──────── STORED DATA ────────

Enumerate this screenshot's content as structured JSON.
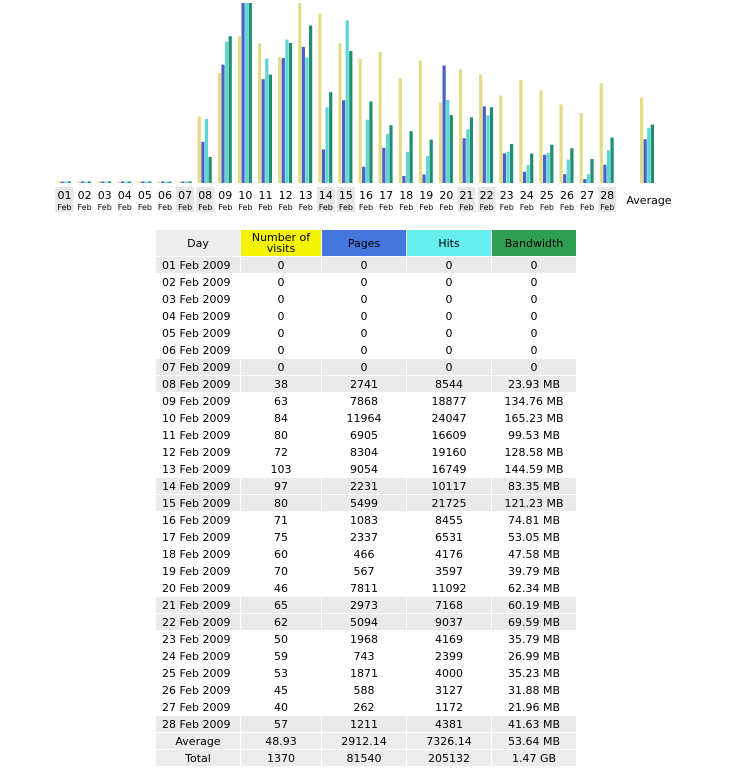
{
  "chart_data": {
    "type": "bar",
    "categories": [
      "01",
      "02",
      "03",
      "04",
      "05",
      "06",
      "07",
      "08",
      "09",
      "10",
      "11",
      "12",
      "13",
      "14",
      "15",
      "16",
      "17",
      "18",
      "19",
      "20",
      "21",
      "22",
      "23",
      "24",
      "25",
      "26",
      "27",
      "28"
    ],
    "month_label": "Feb",
    "weekend_days": [
      "01",
      "07",
      "08",
      "14",
      "15",
      "21",
      "22",
      "28"
    ],
    "average_label": "Average",
    "series": [
      {
        "name": "Number of visits",
        "color": "#e4dc88",
        "values": [
          0,
          0,
          0,
          0,
          0,
          0,
          0,
          38,
          63,
          84,
          80,
          72,
          103,
          97,
          80,
          71,
          75,
          60,
          70,
          46,
          65,
          62,
          50,
          59,
          53,
          45,
          40,
          57
        ],
        "average": 48.93
      },
      {
        "name": "Pages",
        "color": "#4a62c8",
        "values": [
          0,
          0,
          0,
          0,
          0,
          0,
          0,
          2741,
          7868,
          11964,
          6905,
          8304,
          9054,
          2231,
          5499,
          1083,
          2337,
          466,
          567,
          7811,
          2973,
          5094,
          1968,
          743,
          1871,
          588,
          262,
          1211
        ],
        "average": 2912.14
      },
      {
        "name": "Hits",
        "color": "#5ed6d6",
        "values": [
          0,
          0,
          0,
          0,
          0,
          0,
          0,
          8544,
          18877,
          24047,
          16609,
          19160,
          16749,
          10117,
          21725,
          8455,
          6531,
          4176,
          3597,
          11092,
          7168,
          9037,
          4169,
          2399,
          4000,
          3127,
          1172,
          4381
        ],
        "average": 7326.14
      },
      {
        "name": "Bandwidth",
        "color": "#1e8e72",
        "values": [
          0,
          0,
          0,
          0,
          0,
          0,
          0,
          23.93,
          134.76,
          165.23,
          99.53,
          128.58,
          144.59,
          83.35,
          121.23,
          74.81,
          53.05,
          47.58,
          39.79,
          62.34,
          60.19,
          69.59,
          35.79,
          26.99,
          35.23,
          31.88,
          21.96,
          41.63
        ],
        "average": 53.64,
        "unit": "MB"
      }
    ]
  },
  "table": {
    "headers": {
      "day": "Day",
      "visits": "Number of visits",
      "pages": "Pages",
      "hits": "Hits",
      "bandwidth": "Bandwidth"
    },
    "rows": [
      {
        "day": "01 Feb 2009",
        "visits": "0",
        "pages": "0",
        "hits": "0",
        "bandwidth": "0",
        "weekend": true
      },
      {
        "day": "02 Feb 2009",
        "visits": "0",
        "pages": "0",
        "hits": "0",
        "bandwidth": "0",
        "weekend": false
      },
      {
        "day": "03 Feb 2009",
        "visits": "0",
        "pages": "0",
        "hits": "0",
        "bandwidth": "0",
        "weekend": false
      },
      {
        "day": "04 Feb 2009",
        "visits": "0",
        "pages": "0",
        "hits": "0",
        "bandwidth": "0",
        "weekend": false
      },
      {
        "day": "05 Feb 2009",
        "visits": "0",
        "pages": "0",
        "hits": "0",
        "bandwidth": "0",
        "weekend": false
      },
      {
        "day": "06 Feb 2009",
        "visits": "0",
        "pages": "0",
        "hits": "0",
        "bandwidth": "0",
        "weekend": false
      },
      {
        "day": "07 Feb 2009",
        "visits": "0",
        "pages": "0",
        "hits": "0",
        "bandwidth": "0",
        "weekend": true
      },
      {
        "day": "08 Feb 2009",
        "visits": "38",
        "pages": "2741",
        "hits": "8544",
        "bandwidth": "23.93 MB",
        "weekend": true
      },
      {
        "day": "09 Feb 2009",
        "visits": "63",
        "pages": "7868",
        "hits": "18877",
        "bandwidth": "134.76 MB",
        "weekend": false
      },
      {
        "day": "10 Feb 2009",
        "visits": "84",
        "pages": "11964",
        "hits": "24047",
        "bandwidth": "165.23 MB",
        "weekend": false
      },
      {
        "day": "11 Feb 2009",
        "visits": "80",
        "pages": "6905",
        "hits": "16609",
        "bandwidth": "99.53 MB",
        "weekend": false
      },
      {
        "day": "12 Feb 2009",
        "visits": "72",
        "pages": "8304",
        "hits": "19160",
        "bandwidth": "128.58 MB",
        "weekend": false
      },
      {
        "day": "13 Feb 2009",
        "visits": "103",
        "pages": "9054",
        "hits": "16749",
        "bandwidth": "144.59 MB",
        "weekend": false
      },
      {
        "day": "14 Feb 2009",
        "visits": "97",
        "pages": "2231",
        "hits": "10117",
        "bandwidth": "83.35 MB",
        "weekend": true
      },
      {
        "day": "15 Feb 2009",
        "visits": "80",
        "pages": "5499",
        "hits": "21725",
        "bandwidth": "121.23 MB",
        "weekend": true
      },
      {
        "day": "16 Feb 2009",
        "visits": "71",
        "pages": "1083",
        "hits": "8455",
        "bandwidth": "74.81 MB",
        "weekend": false
      },
      {
        "day": "17 Feb 2009",
        "visits": "75",
        "pages": "2337",
        "hits": "6531",
        "bandwidth": "53.05 MB",
        "weekend": false
      },
      {
        "day": "18 Feb 2009",
        "visits": "60",
        "pages": "466",
        "hits": "4176",
        "bandwidth": "47.58 MB",
        "weekend": false
      },
      {
        "day": "19 Feb 2009",
        "visits": "70",
        "pages": "567",
        "hits": "3597",
        "bandwidth": "39.79 MB",
        "weekend": false
      },
      {
        "day": "20 Feb 2009",
        "visits": "46",
        "pages": "7811",
        "hits": "11092",
        "bandwidth": "62.34 MB",
        "weekend": false
      },
      {
        "day": "21 Feb 2009",
        "visits": "65",
        "pages": "2973",
        "hits": "7168",
        "bandwidth": "60.19 MB",
        "weekend": true
      },
      {
        "day": "22 Feb 2009",
        "visits": "62",
        "pages": "5094",
        "hits": "9037",
        "bandwidth": "69.59 MB",
        "weekend": true
      },
      {
        "day": "23 Feb 2009",
        "visits": "50",
        "pages": "1968",
        "hits": "4169",
        "bandwidth": "35.79 MB",
        "weekend": false
      },
      {
        "day": "24 Feb 2009",
        "visits": "59",
        "pages": "743",
        "hits": "2399",
        "bandwidth": "26.99 MB",
        "weekend": false
      },
      {
        "day": "25 Feb 2009",
        "visits": "53",
        "pages": "1871",
        "hits": "4000",
        "bandwidth": "35.23 MB",
        "weekend": false
      },
      {
        "day": "26 Feb 2009",
        "visits": "45",
        "pages": "588",
        "hits": "3127",
        "bandwidth": "31.88 MB",
        "weekend": false
      },
      {
        "day": "27 Feb 2009",
        "visits": "40",
        "pages": "262",
        "hits": "1172",
        "bandwidth": "21.96 MB",
        "weekend": false
      },
      {
        "day": "28 Feb 2009",
        "visits": "57",
        "pages": "1211",
        "hits": "4381",
        "bandwidth": "41.63 MB",
        "weekend": true
      }
    ],
    "average": {
      "label": "Average",
      "visits": "48.93",
      "pages": "2912.14",
      "hits": "7326.14",
      "bandwidth": "53.64 MB"
    },
    "total": {
      "label": "Total",
      "visits": "1370",
      "pages": "81540",
      "hits": "205132",
      "bandwidth": "1.47 GB"
    }
  }
}
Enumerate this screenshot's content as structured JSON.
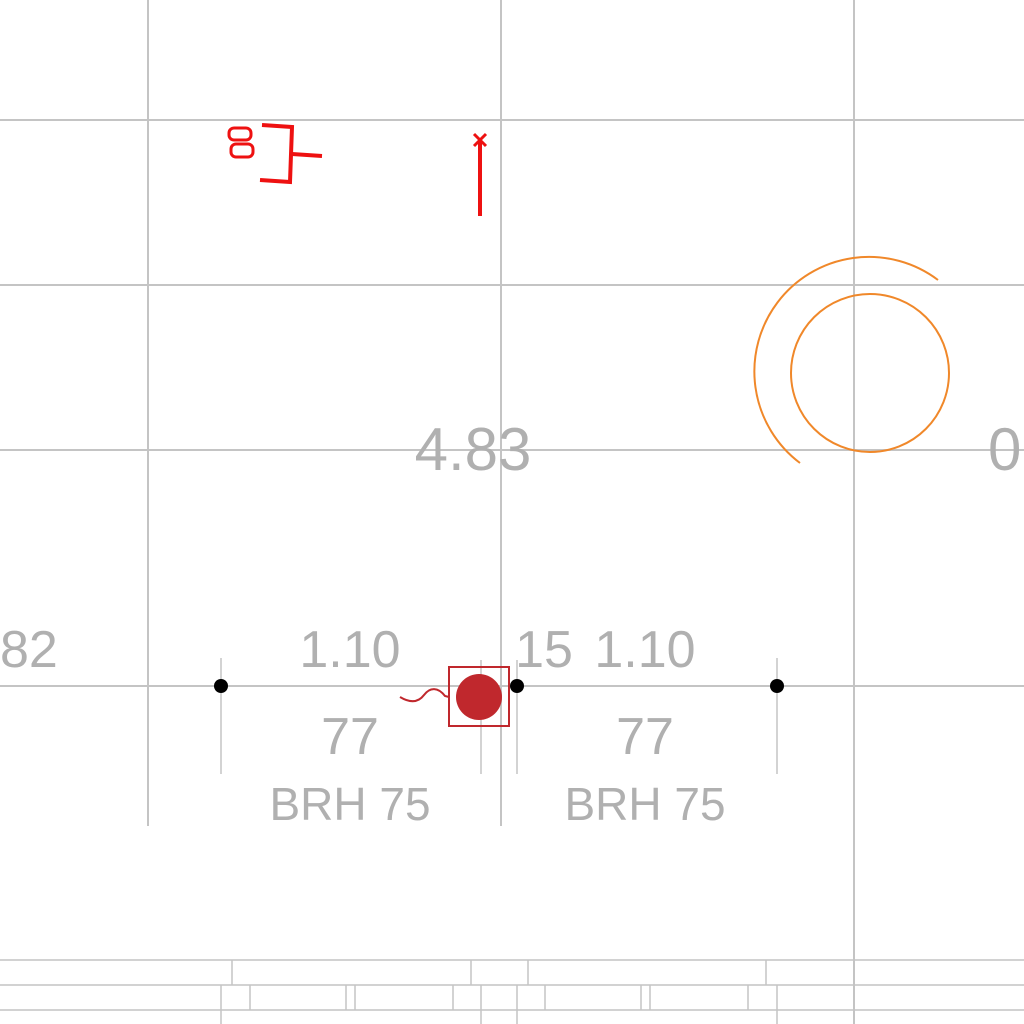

────────

Are you able to set down all the lines above exactly, without any pictures?

Enumerate this screenshot's content as structured JSON.
{
  "chart_data": {
    "type": "bar",
    "categories": [
      "01",
      "02",
      "03",
      "04",
      "05",
      "06",
      "07",
      "08",
      "09",
      "10",
      "11",
      "12",
      "13",
      "14",
      "15",
      "16",
      "17",
      "18",
      "19",
      "20",
      "21",
      "22",
      "23",
      "24",
      "25",
      "26",
      "27",
      "28"
    ],
    "month_label": "Feb",
    "weekend_days": [
      "01",
      "07",
      "08",
      "14",
      "15",
      "21",
      "22",
      "28"
    ],
    "average_label": "Average",
    "series": [
      {
        "name": "Number of visits",
        "color": "#e4dc88",
        "values": [
          0,
          0,
          0,
          0,
          0,
          0,
          0,
          38,
          63,
          84,
          80,
          72,
          103,
          97,
          80,
          71,
          75,
          60,
          70,
          46,
          65,
          62,
          50,
          59,
          53,
          45,
          40,
          57
        ],
        "average": 48.93
      },
      {
        "name": "Pages",
        "color": "#4a62c8",
        "values": [
          0,
          0,
          0,
          0,
          0,
          0,
          0,
          2741,
          7868,
          11964,
          6905,
          8304,
          9054,
          2231,
          5499,
          1083,
          2337,
          466,
          567,
          7811,
          2973,
          5094,
          1968,
          743,
          1871,
          588,
          262,
          1211
        ],
        "average": 2912.14
      },
      {
        "name": "Hits",
        "color": "#5ed6d6",
        "values": [
          0,
          0,
          0,
          0,
          0,
          0,
          0,
          8544,
          18877,
          24047,
          16609,
          19160,
          16749,
          10117,
          21725,
          8455,
          6531,
          4176,
          3597,
          11092,
          7168,
          9037,
          4169,
          2399,
          4000,
          3127,
          1172,
          4381
        ],
        "average": 7326.14
      },
      {
        "name": "Bandwidth",
        "color": "#1e8e72",
        "values": [
          0,
          0,
          0,
          0,
          0,
          0,
          0,
          23.93,
          134.76,
          165.23,
          99.53,
          128.58,
          144.59,
          83.35,
          121.23,
          74.81,
          53.05,
          47.58,
          39.79,
          62.34,
          60.19,
          69.59,
          35.79,
          26.99,
          35.23,
          31.88,
          21.96,
          41.63
        ],
        "average": 53.64,
        "unit": "MB"
      }
    ]
  },
  "table": {
    "headers": {
      "day": "Day",
      "visits": "Number of visits",
      "pages": "Pages",
      "hits": "Hits",
      "bandwidth": "Bandwidth"
    },
    "rows": [
      {
        "day": "01 Feb 2009",
        "visits": "0",
        "pages": "0",
        "hits": "0",
        "bandwidth": "0",
        "weekend": true
      },
      {
        "day": "02 Feb 2009",
        "visits": "0",
        "pages": "0",
        "hits": "0",
        "bandwidth": "0",
        "weekend": false
      },
      {
        "day": "03 Feb 2009",
        "visits": "0",
        "pages": "0",
        "hits": "0",
        "bandwidth": "0",
        "weekend": false
      },
      {
        "day": "04 Feb 2009",
        "visits": "0",
        "pages": "0",
        "hits": "0",
        "bandwidth": "0",
        "weekend": false
      },
      {
        "day": "05 Feb 2009",
        "visits": "0",
        "pages": "0",
        "hits": "0",
        "bandwidth": "0",
        "weekend": false
      },
      {
        "day": "06 Feb 2009",
        "visits": "0",
        "pages": "0",
        "hits": "0",
        "bandwidth": "0",
        "weekend": false
      },
      {
        "day": "07 Feb 2009",
        "visits": "0",
        "pages": "0",
        "hits": "0",
        "bandwidth": "0",
        "weekend": true
      },
      {
        "day": "08 Feb 2009",
        "visits": "38",
        "pages": "2741",
        "hits": "8544",
        "bandwidth": "23.93 MB",
        "weekend": true
      },
      {
        "day": "09 Feb 2009",
        "visits": "63",
        "pages": "7868",
        "hits": "18877",
        "bandwidth": "134.76 MB",
        "weekend": false
      },
      {
        "day": "10 Feb 2009",
        "visits": "84",
        "pages": "11964",
        "hits": "24047",
        "bandwidth": "165.23 MB",
        "weekend": false
      },
      {
        "day": "11 Feb 2009",
        "visits": "80",
        "pages": "6905",
        "hits": "16609",
        "bandwidth": "99.53 MB",
        "weekend": false
      },
      {
        "day": "12 Feb 2009",
        "visits": "72",
        "pages": "8304",
        "hits": "19160",
        "bandwidth": "128.58 MB",
        "weekend": false
      },
      {
        "day": "13 Feb 2009",
        "visits": "103",
        "pages": "9054",
        "hits": "16749",
        "bandwidth": "144.59 MB",
        "weekend": false
      },
      {
        "day": "14 Feb 2009",
        "visits": "97",
        "pages": "2231",
        "hits": "10117",
        "bandwidth": "83.35 MB",
        "weekend": true
      },
      {
        "day": "15 Feb 2009",
        "visits": "80",
        "pages": "5499",
        "hits": "21725",
        "bandwidth": "121.23 MB",
        "weekend": true
      },
      {
        "day": "16 Feb 2009",
        "visits": "71",
        "pages": "1083",
        "hits": "8455",
        "bandwidth": "74.81 MB",
        "weekend": false
      },
      {
        "day": "17 Feb 2009",
        "visits": "75",
        "pages": "2337",
        "hits": "6531",
        "bandwidth": "53.05 MB",
        "weekend": false
      },
      {
        "day": "18 Feb 2009",
        "visits": "60",
        "pages": "466",
        "hits": "4176",
        "bandwidth": "47.58 MB",
        "weekend": false
      },
      {
        "day": "19 Feb 2009",
        "visits": "70",
        "pages": "567",
        "hits": "3597",
        "bandwidth": "39.79 MB",
        "weekend": false
      },
      {
        "day": "20 Feb 2009",
        "visits": "46",
        "pages": "7811",
        "hits": "11092",
        "bandwidth": "62.34 MB",
        "weekend": false
      },
      {
        "day": "21 Feb 2009",
        "visits": "65",
        "pages": "2973",
        "hits": "7168",
        "bandwidth": "60.19 MB",
        "weekend": true
      },
      {
        "day": "22 Feb 2009",
        "visits": "62",
        "pages": "5094",
        "hits": "9037",
        "bandwidth": "69.59 MB",
        "weekend": true
      },
      {
        "day": "23 Feb 2009",
        "visits": "50",
        "pages": "1968",
        "hits": "4169",
        "bandwidth": "35.79 MB",
        "weekend": false
      },
      {
        "day": "24 Feb 2009",
        "visits": "59",
        "pages": "743",
        "hits": "2399",
        "bandwidth": "26.99 MB",
        "weekend": false
      },
      {
        "day": "25 Feb 2009",
        "visits": "53",
        "pages": "1871",
        "hits": "4000",
        "bandwidth": "35.23 MB",
        "weekend": false
      },
      {
        "day": "26 Feb 2009",
        "visits": "45",
        "pages": "588",
        "hits": "3127",
        "bandwidth": "31.88 MB",
        "weekend": false
      },
      {
        "day": "27 Feb 2009",
        "visits": "40",
        "pages": "262",
        "hits": "1172",
        "bandwidth": "21.96 MB",
        "weekend": false
      },
      {
        "day": "28 Feb 2009",
        "visits": "57",
        "pages": "1211",
        "hits": "4381",
        "bandwidth": "41.63 MB",
        "weekend": true
      }
    ],
    "average": {
      "label": "Average",
      "visits": "48.93",
      "pages": "2912.14",
      "hits": "7326.14",
      "bandwidth": "53.64 MB"
    },
    "total": {
      "label": "Total",
      "visits": "1370",
      "pages": "81540",
      "hits": "205132",
      "bandwidth": "1.47 GB"
    }
  }
}
Enumerate this screenshot's content as structured JSON.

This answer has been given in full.